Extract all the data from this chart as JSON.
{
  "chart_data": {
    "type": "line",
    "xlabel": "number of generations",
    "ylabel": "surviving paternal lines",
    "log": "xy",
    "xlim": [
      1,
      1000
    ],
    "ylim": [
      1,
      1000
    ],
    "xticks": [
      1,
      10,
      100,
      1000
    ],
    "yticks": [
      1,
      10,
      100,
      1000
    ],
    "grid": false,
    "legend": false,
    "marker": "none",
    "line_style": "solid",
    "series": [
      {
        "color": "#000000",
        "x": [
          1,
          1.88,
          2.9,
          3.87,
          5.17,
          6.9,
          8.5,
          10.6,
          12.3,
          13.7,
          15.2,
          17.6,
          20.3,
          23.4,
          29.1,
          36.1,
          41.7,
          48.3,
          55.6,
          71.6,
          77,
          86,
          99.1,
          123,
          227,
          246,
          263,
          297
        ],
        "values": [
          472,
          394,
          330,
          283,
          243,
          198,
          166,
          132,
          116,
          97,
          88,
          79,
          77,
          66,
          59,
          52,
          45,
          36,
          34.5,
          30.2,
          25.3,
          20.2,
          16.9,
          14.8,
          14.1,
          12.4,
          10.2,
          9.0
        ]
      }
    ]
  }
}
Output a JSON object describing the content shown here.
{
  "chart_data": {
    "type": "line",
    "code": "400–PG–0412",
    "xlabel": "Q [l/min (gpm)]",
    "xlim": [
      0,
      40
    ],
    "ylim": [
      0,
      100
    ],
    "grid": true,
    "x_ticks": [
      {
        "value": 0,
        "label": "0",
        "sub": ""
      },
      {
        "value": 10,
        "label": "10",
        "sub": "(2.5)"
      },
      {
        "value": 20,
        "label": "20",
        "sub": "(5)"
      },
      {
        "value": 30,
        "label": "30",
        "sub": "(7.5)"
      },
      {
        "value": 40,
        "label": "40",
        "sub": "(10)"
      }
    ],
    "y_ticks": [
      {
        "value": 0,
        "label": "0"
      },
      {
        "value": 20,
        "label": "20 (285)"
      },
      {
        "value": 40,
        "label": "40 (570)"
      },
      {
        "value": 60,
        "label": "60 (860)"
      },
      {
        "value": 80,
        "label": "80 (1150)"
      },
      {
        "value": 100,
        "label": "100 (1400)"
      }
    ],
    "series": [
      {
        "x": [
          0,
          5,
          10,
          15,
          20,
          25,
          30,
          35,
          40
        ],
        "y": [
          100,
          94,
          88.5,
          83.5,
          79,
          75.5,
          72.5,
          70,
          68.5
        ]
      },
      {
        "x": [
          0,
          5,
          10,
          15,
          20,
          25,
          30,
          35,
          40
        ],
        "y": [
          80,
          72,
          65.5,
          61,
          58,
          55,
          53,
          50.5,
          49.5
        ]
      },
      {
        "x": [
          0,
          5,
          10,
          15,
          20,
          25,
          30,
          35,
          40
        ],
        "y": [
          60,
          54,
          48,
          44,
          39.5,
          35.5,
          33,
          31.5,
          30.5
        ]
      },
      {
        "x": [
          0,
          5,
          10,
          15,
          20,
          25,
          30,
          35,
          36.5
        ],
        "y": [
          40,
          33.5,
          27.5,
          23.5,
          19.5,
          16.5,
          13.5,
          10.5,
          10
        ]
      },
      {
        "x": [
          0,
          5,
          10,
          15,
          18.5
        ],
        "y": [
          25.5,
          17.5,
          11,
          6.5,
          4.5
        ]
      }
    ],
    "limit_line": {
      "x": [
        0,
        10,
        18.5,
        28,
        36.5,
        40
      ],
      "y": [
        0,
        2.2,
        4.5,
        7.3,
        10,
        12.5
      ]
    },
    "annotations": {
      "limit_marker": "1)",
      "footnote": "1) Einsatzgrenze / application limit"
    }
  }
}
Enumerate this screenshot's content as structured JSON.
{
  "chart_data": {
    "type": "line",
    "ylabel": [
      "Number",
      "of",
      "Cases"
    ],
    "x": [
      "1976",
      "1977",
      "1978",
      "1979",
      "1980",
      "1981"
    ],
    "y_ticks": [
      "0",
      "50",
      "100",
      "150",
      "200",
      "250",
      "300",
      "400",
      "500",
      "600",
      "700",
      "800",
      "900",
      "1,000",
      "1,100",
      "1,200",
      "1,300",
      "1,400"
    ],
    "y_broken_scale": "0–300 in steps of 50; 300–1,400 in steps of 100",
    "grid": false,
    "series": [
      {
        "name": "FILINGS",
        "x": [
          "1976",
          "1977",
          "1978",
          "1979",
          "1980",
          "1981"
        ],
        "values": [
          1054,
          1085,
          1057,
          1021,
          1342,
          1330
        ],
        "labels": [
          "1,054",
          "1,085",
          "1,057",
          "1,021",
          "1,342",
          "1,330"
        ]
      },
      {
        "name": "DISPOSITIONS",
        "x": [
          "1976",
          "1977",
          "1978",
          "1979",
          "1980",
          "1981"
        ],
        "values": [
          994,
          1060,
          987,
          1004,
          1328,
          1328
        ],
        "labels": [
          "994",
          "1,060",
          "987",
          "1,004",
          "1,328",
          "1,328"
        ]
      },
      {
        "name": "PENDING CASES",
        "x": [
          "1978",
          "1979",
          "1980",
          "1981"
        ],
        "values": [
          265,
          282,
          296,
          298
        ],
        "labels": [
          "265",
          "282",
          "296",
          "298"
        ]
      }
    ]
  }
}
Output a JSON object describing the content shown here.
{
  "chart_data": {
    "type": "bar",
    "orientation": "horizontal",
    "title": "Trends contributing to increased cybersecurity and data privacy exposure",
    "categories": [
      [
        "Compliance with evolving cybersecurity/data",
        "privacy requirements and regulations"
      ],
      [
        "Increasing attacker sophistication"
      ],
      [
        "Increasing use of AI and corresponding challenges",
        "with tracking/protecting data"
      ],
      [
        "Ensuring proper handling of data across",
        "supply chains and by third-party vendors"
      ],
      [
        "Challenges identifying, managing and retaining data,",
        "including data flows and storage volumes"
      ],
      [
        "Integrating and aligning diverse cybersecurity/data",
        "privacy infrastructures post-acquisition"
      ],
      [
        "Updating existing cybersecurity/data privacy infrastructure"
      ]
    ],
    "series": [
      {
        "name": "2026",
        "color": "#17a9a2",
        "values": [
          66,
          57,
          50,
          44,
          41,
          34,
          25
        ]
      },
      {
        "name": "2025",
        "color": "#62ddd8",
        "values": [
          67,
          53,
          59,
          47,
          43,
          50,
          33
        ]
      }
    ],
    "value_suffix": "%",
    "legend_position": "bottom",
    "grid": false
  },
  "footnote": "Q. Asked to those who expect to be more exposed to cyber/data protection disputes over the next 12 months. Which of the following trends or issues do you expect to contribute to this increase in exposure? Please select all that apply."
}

○ ○ ○ ○ ○

## SHORT TASK
Print back all the lines verbatim.

## CORRECT OUTPUT
Extract all the data from this chart as JSON.
{
  "chart_data": {
    "type": "line",
    "xlabel": "number of generations",
    "ylabel": "surviving paternal lines",
    "log": "xy",
    "xlim": [
      1,
      1000
    ],
    "ylim": [
      1,
      1000
    ],
    "xticks": [
      1,
      10,
      100,
      1000
    ],
    "yticks": [
      1,
      10,
      100,
      1000
    ],
    "grid": false,
    "legend": false,
    "marker": "none",
    "line_style": "solid",
    "series": [
      {
        "color": "#000000",
        "x": [
          1,
          1.88,
          2.9,
          3.87,
          5.17,
          6.9,
          8.5,
          10.6,
          12.3,
          13.7,
          15.2,
          17.6,
          20.3,
          23.4,
          29.1,
          36.1,
          41.7,
          48.3,
          55.6,
          71.6,
          77,
          86,
          99.1,
          123,
          227,
          246,
          263,
          297
        ],
        "values": [
          472,
          394,
          330,
          283,
          243,
          198,
          166,
          132,
          116,
          97,
          88,
          79,
          77,
          66,
          59,
          52,
          45,
          36,
          34.5,
          30.2,
          25.3,
          20.2,
          16.9,
          14.8,
          14.1,
          12.4,
          10.2,
          9.0
        ]
      }
    ]
  }
}
Output a JSON object describing the content shown here.
{
  "chart_data": {
    "type": "line",
    "code": "400–PG–0412",
    "xlabel": "Q [l/min (gpm)]",
    "xlim": [
      0,
      40
    ],
    "ylim": [
      0,
      100
    ],
    "grid": true,
    "x_ticks": [
      {
        "value": 0,
        "label": "0",
        "sub": ""
      },
      {
        "value": 10,
        "label": "10",
        "sub": "(2.5)"
      },
      {
        "value": 20,
        "label": "20",
        "sub": "(5)"
      },
      {
        "value": 30,
        "label": "30",
        "sub": "(7.5)"
      },
      {
        "value": 40,
        "label": "40",
        "sub": "(10)"
      }
    ],
    "y_ticks": [
      {
        "value": 0,
        "label": "0"
      },
      {
        "value": 20,
        "label": "20 (285)"
      },
      {
        "value": 40,
        "label": "40 (570)"
      },
      {
        "value": 60,
        "label": "60 (860)"
      },
      {
        "value": 80,
        "label": "80 (1150)"
      },
      {
        "value": 100,
        "label": "100 (1400)"
      }
    ],
    "series": [
      {
        "x": [
          0,
          5,
          10,
          15,
          20,
          25,
          30,
          35,
          40
        ],
        "y": [
          100,
          94,
          88.5,
          83.5,
          79,
          75.5,
          72.5,
          70,
          68.5
        ]
      },
      {
        "x": [
          0,
          5,
          10,
          15,
          20,
          25,
          30,
          35,
          40
        ],
        "y": [
          80,
          72,
          65.5,
          61,
          58,
          55,
          53,
          50.5,
          49.5
        ]
      },
      {
        "x": [
          0,
          5,
          10,
          15,
          20,
          25,
          30,
          35,
          40
        ],
        "y": [
          60,
          54,
          48,
          44,
          39.5,
          35.5,
          33,
          31.5,
          30.5
        ]
      },
      {
        "x": [
          0,
          5,
          10,
          15,
          20,
          25,
          30,
          35,
          36.5
        ],
        "y": [
          40,
          33.5,
          27.5,
          23.5,
          19.5,
          16.5,
          13.5,
          10.5,
          10
        ]
      },
      {
        "x": [
          0,
          5,
          10,
          15,
          18.5
        ],
        "y": [
          25.5,
          17.5,
          11,
          6.5,
          4.5
        ]
      }
    ],
    "limit_line": {
      "x": [
        0,
        10,
        18.5,
        28,
        36.5,
        40
      ],
      "y": [
        0,
        2.2,
        4.5,
        7.3,
        10,
        12.5
      ]
    },
    "annotations": {
      "limit_marker": "1)",
      "footnote": "1) Einsatzgrenze / application limit"
    }
  }
}
Enumerate this screenshot's content as structured JSON.
{
  "chart_data": {
    "type": "line",
    "ylabel": [
      "Number",
      "of",
      "Cases"
    ],
    "x": [
      "1976",
      "1977",
      "1978",
      "1979",
      "1980",
      "1981"
    ],
    "y_ticks": [
      "0",
      "50",
      "100",
      "150",
      "200",
      "250",
      "300",
      "400",
      "500",
      "600",
      "700",
      "800",
      "900",
      "1,000",
      "1,100",
      "1,200",
      "1,300",
      "1,400"
    ],
    "y_broken_scale": "0–300 in steps of 50; 300–1,400 in steps of 100",
    "grid": false,
    "series": [
      {
        "name": "FILINGS",
        "x": [
          "1976",
          "1977",
          "1978",
          "1979",
          "1980",
          "1981"
        ],
        "values": [
          1054,
          1085,
          1057,
          1021,
          1342,
          1330
        ],
        "labels": [
          "1,054",
          "1,085",
          "1,057",
          "1,021",
          "1,342",
          "1,330"
        ]
      },
      {
        "name": "DISPOSITIONS",
        "x": [
          "1976",
          "1977",
          "1978",
          "1979",
          "1980",
          "1981"
        ],
        "values": [
          994,
          1060,
          987,
          1004,
          1328,
          1328
        ],
        "labels": [
          "994",
          "1,060",
          "987",
          "1,004",
          "1,328",
          "1,328"
        ]
      },
      {
        "name": "PENDING CASES",
        "x": [
          "1978",
          "1979",
          "1980",
          "1981"
        ],
        "values": [
          265,
          282,
          296,
          298
        ],
        "labels": [
          "265",
          "282",
          "296",
          "298"
        ]
      }
    ]
  }
}
Output a JSON object describing the content shown here.
{
  "chart_data": {
    "type": "bar",
    "orientation": "horizontal",
    "title": "Trends contributing to increased cybersecurity and data privacy exposure",
    "categories": [
      [
        "Compliance with evolving cybersecurity/data",
        "privacy requirements and regulations"
      ],
      [
        "Increasing attacker sophistication"
      ],
      [
        "Increasing use of AI and corresponding challenges",
        "with tracking/protecting data"
      ],
      [
        "Ensuring proper handling of data across",
        "supply chains and by third-party vendors"
      ],
      [
        "Challenges identifying, managing and retaining data,",
        "including data flows and storage volumes"
      ],
      [
        "Integrating and aligning diverse cybersecurity/data",
        "privacy infrastructures post-acquisition"
      ],
      [
        "Updating existing cybersecurity/data privacy infrastructure"
      ]
    ],
    "series": [
      {
        "name": "2026",
        "color": "#17a9a2",
        "values": [
          66,
          57,
          50,
          44,
          41,
          34,
          25
        ]
      },
      {
        "name": "2025",
        "color": "#62ddd8",
        "values": [
          67,
          53,
          59,
          47,
          43,
          50,
          33
        ]
      }
    ],
    "value_suffix": "%",
    "legend_position": "bottom",
    "grid": false
  },
  "footnote": "Q. Asked to those who expect to be more exposed to cyber/data protection disputes over the next 12 months. Which of the following trends or issues do you expect to contribute to this increase in exposure? Please select all that apply."
}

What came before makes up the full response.